[Structured figure records]
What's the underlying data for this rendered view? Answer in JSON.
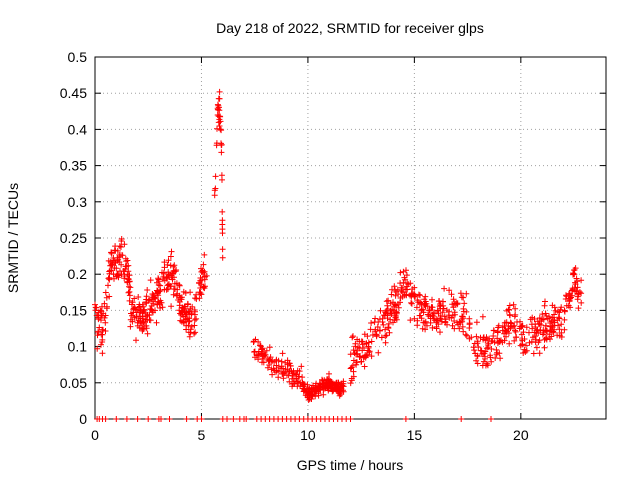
{
  "chart_data": {
    "type": "scatter",
    "title": "Day 218 of 2022, SRMTID for receiver glps",
    "xlabel": "GPS time / hours",
    "ylabel": "SRMTID / TECUs",
    "xlim": [
      0,
      24
    ],
    "ylim": [
      0,
      0.5
    ],
    "xticks": [
      0,
      5,
      10,
      15,
      20
    ],
    "xtick_labels": [
      "0",
      "5",
      "10",
      "15",
      "20"
    ],
    "yticks": [
      0,
      0.05,
      0.1,
      0.15,
      0.2,
      0.25,
      0.3,
      0.35,
      0.4,
      0.45,
      0.5
    ],
    "ytick_labels": [
      "0",
      "0.05",
      "0.1",
      "0.15",
      "0.2",
      "0.25",
      "0.3",
      "0.35",
      "0.4",
      "0.45",
      "0.5"
    ],
    "grid": true,
    "marker": "+",
    "color": "#ff0000",
    "series": [
      {
        "name": "SRMTID",
        "segments": [
          {
            "x": [
              0.0,
              0.25,
              0.5,
              0.75,
              1.0,
              1.25,
              1.5,
              1.75,
              2.0,
              2.25,
              2.5,
              2.75,
              3.0,
              3.25,
              3.5,
              3.75,
              4.0,
              4.25,
              4.5,
              4.75,
              5.0,
              5.25
            ],
            "y": [
              0.15,
              0.12,
              0.14,
              0.22,
              0.21,
              0.23,
              0.2,
              0.14,
              0.15,
              0.14,
              0.15,
              0.16,
              0.17,
              0.19,
              0.2,
              0.19,
              0.16,
              0.15,
              0.13,
              0.15,
              0.19,
              0.2
            ],
            "spread": 0.045,
            "n": 380
          },
          {
            "x": [
              5.6,
              5.75,
              5.85,
              5.95,
              6.0
            ],
            "y": [
              0.28,
              0.42,
              0.43,
              0.38,
              0.22
            ],
            "spread": 0.03,
            "n": 40
          },
          {
            "x": [
              7.4,
              7.8,
              8.2,
              8.6,
              9.0,
              9.4,
              9.8
            ],
            "y": [
              0.1,
              0.09,
              0.08,
              0.07,
              0.07,
              0.06,
              0.05
            ],
            "spread": 0.025,
            "n": 110
          },
          {
            "x": [
              9.8,
              10.2,
              10.6,
              11.0,
              11.4,
              11.7
            ],
            "y": [
              0.04,
              0.035,
              0.045,
              0.05,
              0.04,
              0.045
            ],
            "spread": 0.015,
            "n": 160
          },
          {
            "x": [
              12.0,
              12.5,
              13.0,
              13.5,
              14.0,
              14.5,
              15.0,
              15.5,
              16.0,
              16.5,
              17.0,
              17.5,
              18.0,
              18.5,
              19.0,
              19.5,
              20.0,
              20.5,
              21.0,
              21.5,
              22.0,
              22.5,
              22.9
            ],
            "y": [
              0.08,
              0.09,
              0.11,
              0.13,
              0.15,
              0.19,
              0.16,
              0.15,
              0.14,
              0.15,
              0.15,
              0.14,
              0.1,
              0.1,
              0.11,
              0.14,
              0.12,
              0.11,
              0.12,
              0.13,
              0.13,
              0.2,
              0.16
            ],
            "spread": 0.045,
            "n": 560
          }
        ],
        "zero_points_x": [
          0.1,
          0.2,
          0.35,
          0.5,
          1.0,
          1.5,
          2.0,
          2.5,
          3.0,
          3.1,
          3.5,
          4.3,
          4.8,
          5.0,
          6.0,
          6.2,
          6.5,
          6.8,
          7.0,
          7.1,
          7.6,
          7.8,
          8.0,
          8.2,
          8.4,
          8.6,
          8.8,
          9.0,
          9.2,
          9.4,
          9.6,
          9.8,
          10.0,
          10.2,
          10.4,
          10.6,
          10.8,
          11.0,
          11.2,
          11.4,
          11.6,
          11.8,
          12.0,
          14.6,
          17.2,
          18.6
        ]
      }
    ]
  }
}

→ **What the task requires**
The records above are to be quoted exactly, with all pictures left out.

→ **In response**
What's the underlying data for this rendered view? Answer in JSON.
{
  "chart_data": {
    "type": "scatter",
    "title": "Day 218 of 2022, SRMTID for receiver glps",
    "xlabel": "GPS time / hours",
    "ylabel": "SRMTID / TECUs",
    "xlim": [
      0,
      24
    ],
    "ylim": [
      0,
      0.5
    ],
    "xticks": [
      0,
      5,
      10,
      15,
      20
    ],
    "xtick_labels": [
      "0",
      "5",
      "10",
      "15",
      "20"
    ],
    "yticks": [
      0,
      0.05,
      0.1,
      0.15,
      0.2,
      0.25,
      0.3,
      0.35,
      0.4,
      0.45,
      0.5
    ],
    "ytick_labels": [
      "0",
      "0.05",
      "0.1",
      "0.15",
      "0.2",
      "0.25",
      "0.3",
      "0.35",
      "0.4",
      "0.45",
      "0.5"
    ],
    "grid": true,
    "marker": "+",
    "color": "#ff0000",
    "series": [
      {
        "name": "SRMTID",
        "segments": [
          {
            "x": [
              0.0,
              0.25,
              0.5,
              0.75,
              1.0,
              1.25,
              1.5,
              1.75,
              2.0,
              2.25,
              2.5,
              2.75,
              3.0,
              3.25,
              3.5,
              3.75,
              4.0,
              4.25,
              4.5,
              4.75,
              5.0,
              5.25
            ],
            "y": [
              0.15,
              0.12,
              0.14,
              0.22,
              0.21,
              0.23,
              0.2,
              0.14,
              0.15,
              0.14,
              0.15,
              0.16,
              0.17,
              0.19,
              0.2,
              0.19,
              0.16,
              0.15,
              0.13,
              0.15,
              0.19,
              0.2
            ],
            "spread": 0.045,
            "n": 380
          },
          {
            "x": [
              5.6,
              5.75,
              5.85,
              5.95,
              6.0
            ],
            "y": [
              0.28,
              0.42,
              0.43,
              0.38,
              0.22
            ],
            "spread": 0.03,
            "n": 40
          },
          {
            "x": [
              7.4,
              7.8,
              8.2,
              8.6,
              9.0,
              9.4,
              9.8
            ],
            "y": [
              0.1,
              0.09,
              0.08,
              0.07,
              0.07,
              0.06,
              0.05
            ],
            "spread": 0.025,
            "n": 110
          },
          {
            "x": [
              9.8,
              10.2,
              10.6,
              11.0,
              11.4,
              11.7
            ],
            "y": [
              0.04,
              0.035,
              0.045,
              0.05,
              0.04,
              0.045
            ],
            "spread": 0.015,
            "n": 160
          },
          {
            "x": [
              12.0,
              12.5,
              13.0,
              13.5,
              14.0,
              14.5,
              15.0,
              15.5,
              16.0,
              16.5,
              17.0,
              17.5,
              18.0,
              18.5,
              19.0,
              19.5,
              20.0,
              20.5,
              21.0,
              21.5,
              22.0,
              22.5,
              22.9
            ],
            "y": [
              0.08,
              0.09,
              0.11,
              0.13,
              0.15,
              0.19,
              0.16,
              0.15,
              0.14,
              0.15,
              0.15,
              0.14,
              0.1,
              0.1,
              0.11,
              0.14,
              0.12,
              0.11,
              0.12,
              0.13,
              0.13,
              0.2,
              0.16
            ],
            "spread": 0.045,
            "n": 560
          }
        ],
        "zero_points_x": [
          0.1,
          0.2,
          0.35,
          0.5,
          1.0,
          1.5,
          2.0,
          2.5,
          3.0,
          3.1,
          3.5,
          4.3,
          4.8,
          5.0,
          6.0,
          6.2,
          6.5,
          6.8,
          7.0,
          7.1,
          7.6,
          7.8,
          8.0,
          8.2,
          8.4,
          8.6,
          8.8,
          9.0,
          9.2,
          9.4,
          9.6,
          9.8,
          10.0,
          10.2,
          10.4,
          10.6,
          10.8,
          11.0,
          11.2,
          11.4,
          11.6,
          11.8,
          12.0,
          14.6,
          17.2,
          18.6
        ]
      }
    ]
  }
}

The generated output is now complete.